#### Text under study:
====

One should not iterate through subprojects. See RecursiveMakeConsideredHarmful.

Perhaps this needs its own page - AntPractices?


See also http://devguy.com/pctk, which also uses XML but is Windows specific and less extensible.

See also http://today.java.net/pub/a/today/2003/06/10/jython.html for using JythonLanguage instead of Ant (and JellyScript?).

Ant Tools: AntHill


Take a look at http://www.cpmake.org - it solves problems where ant and make are lacking. -- Brian


There is a Dutch saying that the chairs of a carpenter always squeak. Ant is a good example of a tool that we could never give to our customers but somehow seem to be willing to use ourselves. Ant does not fit in any model that I know of. The "depends", "target" and lack of "if" and "while" seem to suggests a declarative languages. But it isn't, the tasks have to implement any possible iteration or conditionals. However, the worst part is that tasks can not easily cooperate. The output of one task can not be used as the input of another task like a shell. The options of the tasks are extreme because of lack of chaining and lack of control functions in the basic ant. Over the past 25 years I learned a lot of rules about language design. Readability, predictability (properties!!!), consistency, simple. None of these rules seem to apply to ant. On top of this all, it is also a memory hog ... If you run into problems the following settings may help for HotSpot VMS: -XX:MaxPermSize?=356m

Some idiosyncrasies:

Unfortunately ant has become widespread (and seen as the best thing since sliced bread) which means it is hard to avoid, though I would never use it for projects I can control.

-- Peter Kriens


It is impossible to control the output of ant.

-Look at "loggers and listeners" in the docs; you can do anything with output that Java allows, or XML post processing permits. Color output is nice.

Output of targets cannot be chained,

-There is a special set of classes, filters, that chain together just like unix filter chains. Used mostly in text file processing, encoding, and other on-the-fly operations. Feel free to implement a sort filter and donate it to the project.

With ant, the commands only run in the ant shell.

====

#### Items stored in a collection:
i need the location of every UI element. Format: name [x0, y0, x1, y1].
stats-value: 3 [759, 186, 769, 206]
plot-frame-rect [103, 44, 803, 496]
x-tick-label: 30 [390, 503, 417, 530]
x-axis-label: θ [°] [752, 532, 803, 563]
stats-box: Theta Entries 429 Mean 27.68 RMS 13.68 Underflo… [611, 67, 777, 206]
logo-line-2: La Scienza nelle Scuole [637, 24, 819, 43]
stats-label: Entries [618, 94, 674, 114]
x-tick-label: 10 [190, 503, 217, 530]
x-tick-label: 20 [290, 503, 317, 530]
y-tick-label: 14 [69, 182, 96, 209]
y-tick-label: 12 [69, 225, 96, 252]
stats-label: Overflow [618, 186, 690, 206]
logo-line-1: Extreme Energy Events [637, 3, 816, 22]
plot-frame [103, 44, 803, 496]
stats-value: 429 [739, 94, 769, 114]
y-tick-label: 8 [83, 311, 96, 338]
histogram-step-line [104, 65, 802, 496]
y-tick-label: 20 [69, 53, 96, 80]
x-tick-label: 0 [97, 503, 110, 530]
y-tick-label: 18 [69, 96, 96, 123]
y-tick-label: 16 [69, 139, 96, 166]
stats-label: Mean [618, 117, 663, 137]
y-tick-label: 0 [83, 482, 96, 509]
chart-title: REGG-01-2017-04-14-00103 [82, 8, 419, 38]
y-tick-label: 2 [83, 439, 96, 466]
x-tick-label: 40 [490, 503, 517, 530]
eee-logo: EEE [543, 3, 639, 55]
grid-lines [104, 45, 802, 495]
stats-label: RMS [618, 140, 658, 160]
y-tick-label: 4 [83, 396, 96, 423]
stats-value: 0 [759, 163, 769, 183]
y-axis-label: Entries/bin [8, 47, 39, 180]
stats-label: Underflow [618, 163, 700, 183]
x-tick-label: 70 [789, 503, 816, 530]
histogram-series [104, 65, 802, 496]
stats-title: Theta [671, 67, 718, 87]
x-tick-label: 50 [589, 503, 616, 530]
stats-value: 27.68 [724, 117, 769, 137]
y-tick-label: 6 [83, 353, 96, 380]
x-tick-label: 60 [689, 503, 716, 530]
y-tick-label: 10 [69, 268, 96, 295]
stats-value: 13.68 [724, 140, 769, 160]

====

#### Exercise description:
Continue the discussion of the Ant build tool, starting after its last sentence.

#### Task result:
-Why yes, It couldn't be cross-platform without it. Make doesn't have a shell either; these comparisons of Make vs Ant are really comparing Make+Unix with Ant. Of course Unix is richer, but not so portable.

Properties are weird

-yes, the first-setter-wins policy is the inverse of most apps. But it makes contained builds manageable, and so things like ApacheGump possible. Notice they are not called variables for a reason.

All dependency checking is done at the task level.

-Which is how Ant can manage dependency-driven updates inside ZIP or JAR files, FTP or SCP copies, or any other operation where the inputs and outputs are not normal file systems. To do that in Make, you need new virtual file systems mounted.

Everyone here seems to hate Ant because it pushes users to add new features in Java tasks, but that is the secret of Ant's many tasks. If you add something complex to Make, you have a makefile that you are scared of. If you do that in Ant's own build files, you have the same problem, only with angle brackets. But if you hide all the complexity in an Ant task, then anyone who loads the task gets access to all that you wrote; the dependency logic, the error handling, the parameter validation, the unit tests you have to also write to get your task into the Ant code base.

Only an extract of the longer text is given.